== PROBLEM DETAILS ==
In the entries below, identify every line with the string "impact" and copy it.

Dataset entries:
※ ※ ※

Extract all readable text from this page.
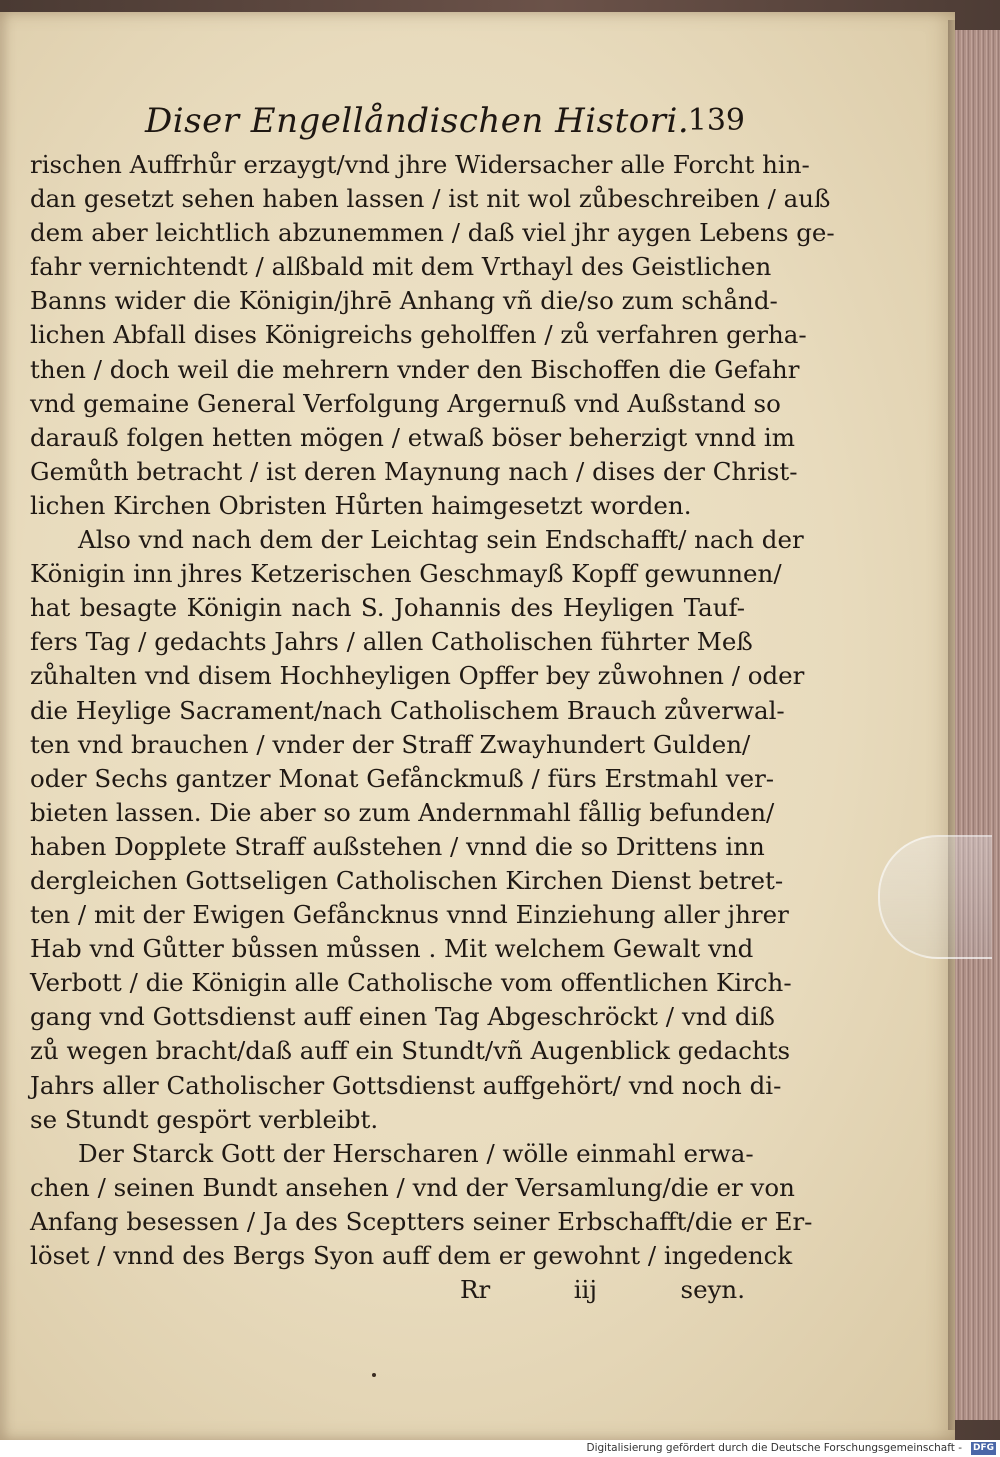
Diser Engellåndischen Histori.
139
rischen Auffrhůr erzaygt/vnd jhre Widersacher alle Forcht hin-
dan gesetzt sehen haben lassen / ist nit wol zůbeschreiben / auß
dem aber leichtlich abzunemmen / daß viel jhr aygen Lebens ge-
fahr vernichtendt / alßbald mit dem Vrthayl des Geistlichen
Banns wider die Königin/jhrē Anhang vñ die/so zum schånd-
lichen Abfall dises Königreichs geholffen / zů verfahren gerha-
then / doch weil die mehrern vnder den Bischoffen die Gefahr
vnd gemaine General Verfolgung Argernuß vnd Außstand so
darauß folgen hetten mögen / etwaß böser beherzigt vnnd im
Gemůth betracht / ist deren Maynung nach / dises der Christ-
lichen Kirchen Obristen Hůrten haimgesetzt worden.
Also vnd nach dem der Leichtag sein Endschafft/ nach der
Königin inn jhres Ketzerischen Geschmayß Kopff gewunnen/
hat besagte Königin nach S. Johannis des Heyligen Tauf-
fers Tag / gedachts Jahrs / allen Catholischen führter Meß
zůhalten vnd disem Hochheyligen Opffer bey zůwohnen / oder
die Heylige Sacrament/nach Catholischem Brauch zůverwal-
ten vnd brauchen / vnder der Straff Zwayhundert Gulden/
oder Sechs gantzer Monat Gefånckmuß / fürs Erstmahl ver-
bieten lassen. Die aber so zum Andernmahl fållig befunden/
haben Dopplete Straff außstehen / vnnd die so Drittens inn
dergleichen Gottseligen Catholischen Kirchen Dienst betret-
ten / mit der Ewigen Gefåncknus vnnd Einziehung aller jhrer
Hab vnd Gůtter bůssen můssen . Mit welchem Gewalt vnd
Verbott / die Königin alle Catholische vom offentlichen Kirch-
gang vnd Gottsdienst auff einen Tag Abgeschröckt / vnd diß
zů wegen bracht/daß auff ein Stundt/vñ Augenblick gedachts
Jahrs aller Catholischer Gottsdienst auffgehört/ vnd noch di-
se Stundt gespört verbleibt.
Der Starck Gott der Herscharen / wölle einmahl erwa-
chen / seinen Bundt ansehen / vnd der Versamlung/die er von
Anfang besessen / Ja des Sceptters seiner Erbschafft/die er Er-
löset / vnnd des Bergs Syon auff dem er gewohnt / ingedenck
Rr iij	seyn.
Digitalisierung gefördert durch die Deutsche Forschungsgemeinschaft - DFG
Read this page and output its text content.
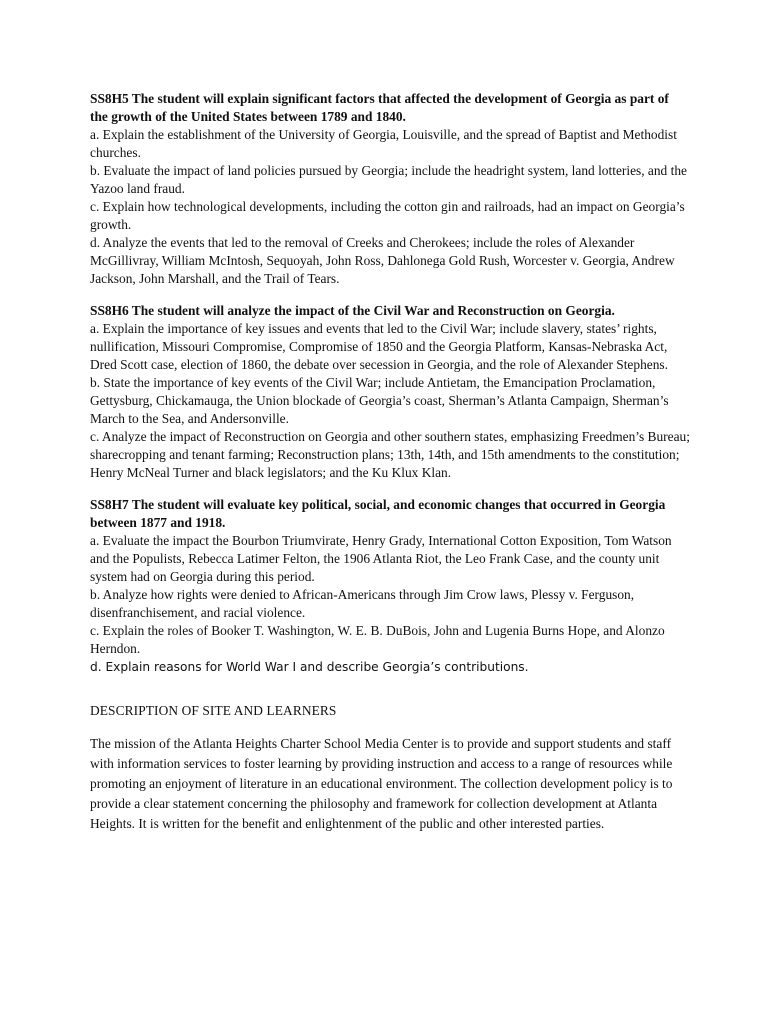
SS8H5 The student will explain significant factors that affected the development of Georgia as part of the growth of the United States between 1789 and 1840.

a. Explain the establishment of the University of Georgia, Louisville, and the spread of Baptist and Methodist churches.

b. Evaluate the impact of land policies pursued by Georgia; include the headright system, land lotteries, and the Yazoo land fraud.

c. Explain how technological developments, including the cotton gin and railroads, had an impact on Georgia’s growth.

d. Analyze the events that led to the removal of Creeks and Cherokees; include the roles of Alexander McGillivray, William McIntosh, Sequoyah, John Ross, Dahlonega Gold Rush, Worcester v. Georgia, Andrew Jackson, John Marshall, and the Trail of Tears.

SS8H6 The student will analyze the impact of the Civil War and Reconstruction on Georgia.

a. Explain the importance of key issues and events that led to the Civil War; include slavery, states’ rights, nullification, Missouri Compromise, Compromise of 1850 and the Georgia Platform, Kansas-Nebraska Act, Dred Scott case, election of 1860, the debate over secession in Georgia, and the role of Alexander Stephens.

b. State the importance of key events of the Civil War; include Antietam, the Emancipation Proclamation, Gettysburg, Chickamauga, the Union blockade of Georgia’s coast, Sherman’s Atlanta Campaign, Sherman’s March to the Sea, and Andersonville.

c. Analyze the impact of Reconstruction on Georgia and other southern states, emphasizing Freedmen’s Bureau; sharecropping and tenant farming; Reconstruction plans; 13th, 14th, and 15th amendments to the constitution; Henry McNeal Turner and black legislators; and the Ku Klux Klan.

SS8H7 The student will evaluate key political, social, and economic changes that occurred in Georgia between 1877 and 1918.

a. Evaluate the impact the Bourbon Triumvirate, Henry Grady, International Cotton Exposition, Tom Watson and the Populists, Rebecca Latimer Felton, the 1906 Atlanta Riot, the Leo Frank Case, and the county unit system had on Georgia during this period.

b. Analyze how rights were denied to African-Americans through Jim Crow laws, Plessy v. Ferguson, disenfranchisement, and racial violence.

c. Explain the roles of Booker T. Washington, W. E. B. DuBois, John and Lugenia Burns Hope, and Alonzo Herndon.

d. Explain reasons for World War I and describe Georgia’s contributions.

DESCRIPTION OF SITE AND LEARNERS

The mission of the Atlanta Heights Charter School Media Center is to provide and support students and staff with information services to foster learning by providing instruction and access to a range of resources while promoting an enjoyment of literature in an educational environment. The collection development policy is to provide a clear statement concerning the philosophy and framework for collection development at Atlanta Heights. It is written for the benefit and enlightenment of the public and other interested parties.
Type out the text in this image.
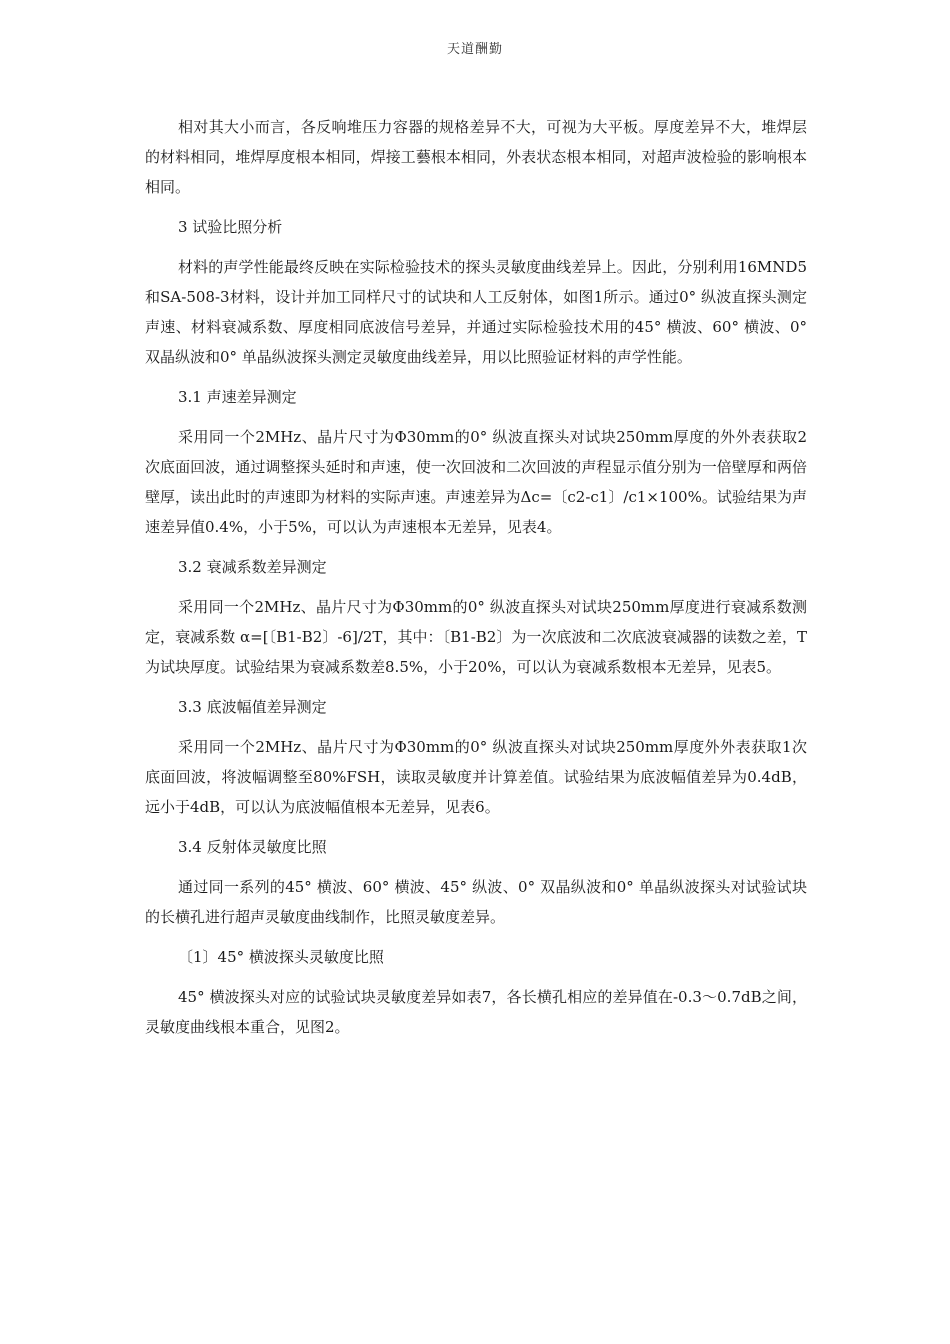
天道酬勤

相对其大小而言，各反响堆压力容器的规格差异不大，可视为大平板。厚度差异不大，堆焊层的材料相同，堆焊厚度根本相同，焊接工藝根本相同，外表状态根本相同，对超声波检验的影响根本相同。

3 试验比照分析

材料的声学性能最终反映在实际检验技术的探头灵敏度曲线差异上。因此，分别利用16MND5和SA-508-3材料，设计并加工同样尺寸的试块和人工反射体，如图1所示。通过0° 纵波直探头测定声速、材料衰减系数、厚度相同底波信号差异，并通过实际检验技术用的45° 横波、60° 横波、0° 双晶纵波和0° 单晶纵波探头测定灵敏度曲线差异，用以比照验证材料的声学性能。

3.1 声速差异测定

采用同一个2MHz、晶片尺寸为Φ30mm的0° 纵波直探头对试块250mm厚度的外外表获取2次底面回波，通过调整探头延时和声速，使一次回波和二次回波的声程显示值分别为一倍壁厚和两倍壁厚，读出此时的声速即为材料的实际声速。声速差异为Δc=〔c2-c1〕/c1×100%。试验结果为声速差异值0.4%，小于5%，可以认为声速根本无差异，见表4。

3.2 衰减系数差异测定

采用同一个2MHz、晶片尺寸为Φ30mm的0° 纵波直探头对试块250mm厚度进行衰减系数测定，衰减系数 α=[〔B1-B2〕-6]/2T，其中：〔B1-B2〕为一次底波和二次底波衰减器的读数之差，T为试块厚度。试验结果为衰减系数差8.5%，小于20%，可以认为衰减系数根本无差异，见表5。

3.3 底波幅值差异测定

采用同一个2MHz、晶片尺寸为Φ30mm的0° 纵波直探头对试块250mm厚度外外表获取1次底面回波，将波幅调整至80%FSH，读取灵敏度并计算差值。试验结果为底波幅值差异为0.4dB，远小于4dB，可以认为底波幅值根本无差异，见表6。

3.4 反射体灵敏度比照

通过同一系列的45° 横波、60° 横波、45° 纵波、0° 双晶纵波和0° 单晶纵波探头对试验试块的长横孔进行超声灵敏度曲线制作，比照灵敏度差异。

〔1〕45° 横波探头灵敏度比照

45° 横波探头对应的试验试块灵敏度差异如表7，各长横孔相应的差异值在-0.3～0.7dB之间，灵敏度曲线根本重合，见图2。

※ ※ ※

== FULL OUTPUT ==
b. Evaluate the impact of land policies pursued by Georgia; include the headright system, land lotteries, and the Yazoo land fraud.
c. Explain how technological developments, including the cotton gin and railroads, had an impact on Georgia’s growth.
SS8H6 The student will analyze the impact of the Civil War and Reconstruction on Georgia.
c. Analyze the impact of Reconstruction on Georgia and other southern states, emphasizing Freedmen’s Bureau; sharecropping and tenant farming; Reconstruction plans; 13th, 14th, and 15th amendments to the constitution; Henry McNeal Turner and black legislators; and the Ku Klux Klan.
a. Evaluate the impact the Bourbon Triumvirate, Henry Grady, International Cotton Exposition, Tom Watson and the Populists, Rebecca Latimer Felton, the 1906 Atlanta Riot, the Leo Frank Case, and the county unit system had on Georgia during this period.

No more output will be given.